● **REQUEST**:
Write out each line of the material again, word for word.

● **GIVEN RECORDS**:

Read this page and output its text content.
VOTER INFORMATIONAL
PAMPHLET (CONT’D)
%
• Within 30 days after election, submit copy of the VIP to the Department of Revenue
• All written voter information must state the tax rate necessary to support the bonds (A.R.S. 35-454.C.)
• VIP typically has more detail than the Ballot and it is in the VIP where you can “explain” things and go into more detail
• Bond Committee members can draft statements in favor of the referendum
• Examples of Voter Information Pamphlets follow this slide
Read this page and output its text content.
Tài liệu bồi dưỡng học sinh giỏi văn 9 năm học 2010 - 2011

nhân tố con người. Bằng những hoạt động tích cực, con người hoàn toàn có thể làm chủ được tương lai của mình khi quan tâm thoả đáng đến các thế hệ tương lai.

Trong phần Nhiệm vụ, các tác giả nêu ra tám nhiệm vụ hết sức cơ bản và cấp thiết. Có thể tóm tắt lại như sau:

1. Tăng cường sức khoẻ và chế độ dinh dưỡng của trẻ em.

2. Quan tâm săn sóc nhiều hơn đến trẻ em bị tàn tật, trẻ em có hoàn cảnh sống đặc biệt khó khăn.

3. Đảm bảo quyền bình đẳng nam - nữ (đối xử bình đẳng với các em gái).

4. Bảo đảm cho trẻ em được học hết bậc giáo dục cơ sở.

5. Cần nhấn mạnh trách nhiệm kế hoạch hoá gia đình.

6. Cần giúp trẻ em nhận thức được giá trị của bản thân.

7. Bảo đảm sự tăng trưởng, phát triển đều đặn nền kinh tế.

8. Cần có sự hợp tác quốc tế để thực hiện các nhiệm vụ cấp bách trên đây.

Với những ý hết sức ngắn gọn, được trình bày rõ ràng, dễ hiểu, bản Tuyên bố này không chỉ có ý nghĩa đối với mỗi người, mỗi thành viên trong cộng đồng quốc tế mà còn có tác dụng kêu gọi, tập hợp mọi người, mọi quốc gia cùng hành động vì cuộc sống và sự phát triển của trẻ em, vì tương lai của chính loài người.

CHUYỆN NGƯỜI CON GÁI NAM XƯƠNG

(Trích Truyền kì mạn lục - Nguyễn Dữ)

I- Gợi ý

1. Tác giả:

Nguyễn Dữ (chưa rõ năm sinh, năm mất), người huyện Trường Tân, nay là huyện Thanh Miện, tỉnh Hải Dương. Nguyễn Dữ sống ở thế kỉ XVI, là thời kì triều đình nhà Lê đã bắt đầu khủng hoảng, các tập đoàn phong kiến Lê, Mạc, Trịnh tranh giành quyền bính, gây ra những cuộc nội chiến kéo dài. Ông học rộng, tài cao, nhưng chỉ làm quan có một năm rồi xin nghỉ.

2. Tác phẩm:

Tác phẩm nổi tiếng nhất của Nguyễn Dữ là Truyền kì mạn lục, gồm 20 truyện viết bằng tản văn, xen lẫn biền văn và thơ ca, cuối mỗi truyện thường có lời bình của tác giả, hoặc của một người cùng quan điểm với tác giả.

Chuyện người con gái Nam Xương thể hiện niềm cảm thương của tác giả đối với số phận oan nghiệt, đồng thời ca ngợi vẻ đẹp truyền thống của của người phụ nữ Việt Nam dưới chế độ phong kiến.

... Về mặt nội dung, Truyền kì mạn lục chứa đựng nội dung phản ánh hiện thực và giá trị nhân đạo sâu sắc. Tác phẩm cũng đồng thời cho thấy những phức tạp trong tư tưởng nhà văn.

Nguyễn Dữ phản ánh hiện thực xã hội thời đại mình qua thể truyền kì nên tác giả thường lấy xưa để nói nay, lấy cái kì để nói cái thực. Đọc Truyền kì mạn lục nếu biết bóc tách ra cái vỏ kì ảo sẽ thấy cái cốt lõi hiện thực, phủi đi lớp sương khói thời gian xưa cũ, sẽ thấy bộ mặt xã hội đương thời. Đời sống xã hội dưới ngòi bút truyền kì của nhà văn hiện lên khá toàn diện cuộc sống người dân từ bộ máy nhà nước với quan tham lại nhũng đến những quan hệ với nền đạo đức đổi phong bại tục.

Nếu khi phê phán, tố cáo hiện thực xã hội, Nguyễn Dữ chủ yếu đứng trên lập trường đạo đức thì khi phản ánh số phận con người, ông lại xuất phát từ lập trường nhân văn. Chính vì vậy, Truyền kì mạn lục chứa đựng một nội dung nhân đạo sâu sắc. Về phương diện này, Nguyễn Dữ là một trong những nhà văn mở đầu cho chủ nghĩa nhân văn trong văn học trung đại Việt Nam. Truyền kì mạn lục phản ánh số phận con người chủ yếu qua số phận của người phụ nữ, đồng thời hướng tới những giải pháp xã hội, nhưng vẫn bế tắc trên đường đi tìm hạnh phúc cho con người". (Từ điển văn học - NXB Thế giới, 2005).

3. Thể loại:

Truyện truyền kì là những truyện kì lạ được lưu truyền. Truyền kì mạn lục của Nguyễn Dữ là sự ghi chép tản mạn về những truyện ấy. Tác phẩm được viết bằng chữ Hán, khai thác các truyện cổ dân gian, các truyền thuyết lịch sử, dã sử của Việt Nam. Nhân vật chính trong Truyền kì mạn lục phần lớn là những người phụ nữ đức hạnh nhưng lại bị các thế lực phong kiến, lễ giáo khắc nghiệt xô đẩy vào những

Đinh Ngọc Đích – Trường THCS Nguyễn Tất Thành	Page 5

● **SOLUTION TO THE PROBLEM**:
Read this page and output its text content.
VOTER INFORMATIONAL
PAMPHLET (CONT’D)
%
• Within 30 days after election, submit copy of the VIP to the Department of Revenue
• All written voter information must state the tax rate necessary to support the bonds (A.R.S. 35-454.C.)
• VIP typically has more detail than the Ballot and it is in the VIP where you can “explain” things and go into more detail
• Bond Committee members can draft statements in favor of the referendum
• Examples of Voter Information Pamphlets follow this slide
Read this page and output its text content.
Tài liệu bồi dưỡng học sinh giỏi văn 9 năm học 2010 - 2011

nhân tố con người. Bằng những hoạt động tích cực, con người hoàn toàn có thể làm chủ được tương lai của mình khi quan tâm thoả đáng đến các thế hệ tương lai.

Trong phần Nhiệm vụ, các tác giả nêu ra tám nhiệm vụ hết sức cơ bản và cấp thiết. Có thể tóm tắt lại như sau:

1. Tăng cường sức khoẻ và chế độ dinh dưỡng của trẻ em.

2. Quan tâm săn sóc nhiều hơn đến trẻ em bị tàn tật, trẻ em có hoàn cảnh sống đặc biệt khó khăn.

3. Đảm bảo quyền bình đẳng nam - nữ (đối xử bình đẳng với các em gái).

4. Bảo đảm cho trẻ em được học hết bậc giáo dục cơ sở.

5. Cần nhấn mạnh trách nhiệm kế hoạch hoá gia đình.

6. Cần giúp trẻ em nhận thức được giá trị của bản thân.

7. Bảo đảm sự tăng trưởng, phát triển đều đặn nền kinh tế.

8. Cần có sự hợp tác quốc tế để thực hiện các nhiệm vụ cấp bách trên đây.

Với những ý hết sức ngắn gọn, được trình bày rõ ràng, dễ hiểu, bản Tuyên bố này không chỉ có ý nghĩa đối với mỗi người, mỗi thành viên trong cộng đồng quốc tế mà còn có tác dụng kêu gọi, tập hợp mọi người, mọi quốc gia cùng hành động vì cuộc sống và sự phát triển của trẻ em, vì tương lai của chính loài người.

CHUYỆN NGƯỜI CON GÁI NAM XƯƠNG

(Trích Truyền kì mạn lục - Nguyễn Dữ)

I- Gợi ý

1. Tác giả:

Nguyễn Dữ (chưa rõ năm sinh, năm mất), người huyện Trường Tân, nay là huyện Thanh Miện, tỉnh Hải Dương. Nguyễn Dữ sống ở thế kỉ XVI, là thời kì triều đình nhà Lê đã bắt đầu khủng hoảng, các tập đoàn phong kiến Lê, Mạc, Trịnh tranh giành quyền bính, gây ra những cuộc nội chiến kéo dài. Ông học rộng, tài cao, nhưng chỉ làm quan có một năm rồi xin nghỉ.

2. Tác phẩm:

Tác phẩm nổi tiếng nhất của Nguyễn Dữ là Truyền kì mạn lục, gồm 20 truyện viết bằng tản văn, xen lẫn biền văn và thơ ca, cuối mỗi truyện thường có lời bình của tác giả, hoặc của một người cùng quan điểm với tác giả.

Chuyện người con gái Nam Xương thể hiện niềm cảm thương của tác giả đối với số phận oan nghiệt, đồng thời ca ngợi vẻ đẹp truyền thống của của người phụ nữ Việt Nam dưới chế độ phong kiến.

... Về mặt nội dung, Truyền kì mạn lục chứa đựng nội dung phản ánh hiện thực và giá trị nhân đạo sâu sắc. Tác phẩm cũng đồng thời cho thấy những phức tạp trong tư tưởng nhà văn.

Nguyễn Dữ phản ánh hiện thực xã hội thời đại mình qua thể truyền kì nên tác giả thường lấy xưa để nói nay, lấy cái kì để nói cái thực. Đọc Truyền kì mạn lục nếu biết bóc tách ra cái vỏ kì ảo sẽ thấy cái cốt lõi hiện thực, phủi đi lớp sương khói thời gian xưa cũ, sẽ thấy bộ mặt xã hội đương thời. Đời sống xã hội dưới ngòi bút truyền kì của nhà văn hiện lên khá toàn diện cuộc sống người dân từ bộ máy nhà nước với quan tham lại nhũng đến những quan hệ với nền đạo đức đổi phong bại tục.

Nếu khi phê phán, tố cáo hiện thực xã hội, Nguyễn Dữ chủ yếu đứng trên lập trường đạo đức thì khi phản ánh số phận con người, ông lại xuất phát từ lập trường nhân văn. Chính vì vậy, Truyền kì mạn lục chứa đựng một nội dung nhân đạo sâu sắc. Về phương diện này, Nguyễn Dữ là một trong những nhà văn mở đầu cho chủ nghĩa nhân văn trong văn học trung đại Việt Nam. Truyền kì mạn lục phản ánh số phận con người chủ yếu qua số phận của người phụ nữ, đồng thời hướng tới những giải pháp xã hội, nhưng vẫn bế tắc trên đường đi tìm hạnh phúc cho con người". (Từ điển văn học - NXB Thế giới, 2005).

3. Thể loại:

Truyện truyền kì là những truyện kì lạ được lưu truyền. Truyền kì mạn lục của Nguyễn Dữ là sự ghi chép tản mạn về những truyện ấy. Tác phẩm được viết bằng chữ Hán, khai thác các truyện cổ dân gian, các truyền thuyết lịch sử, dã sử của Việt Nam. Nhân vật chính trong Truyền kì mạn lục phần lớn là những người phụ nữ đức hạnh nhưng lại bị các thế lực phong kiến, lễ giáo khắc nghiệt xô đẩy vào những

Đinh Ngọc Đích – Trường THCS Nguyễn Tất Thành	Page 5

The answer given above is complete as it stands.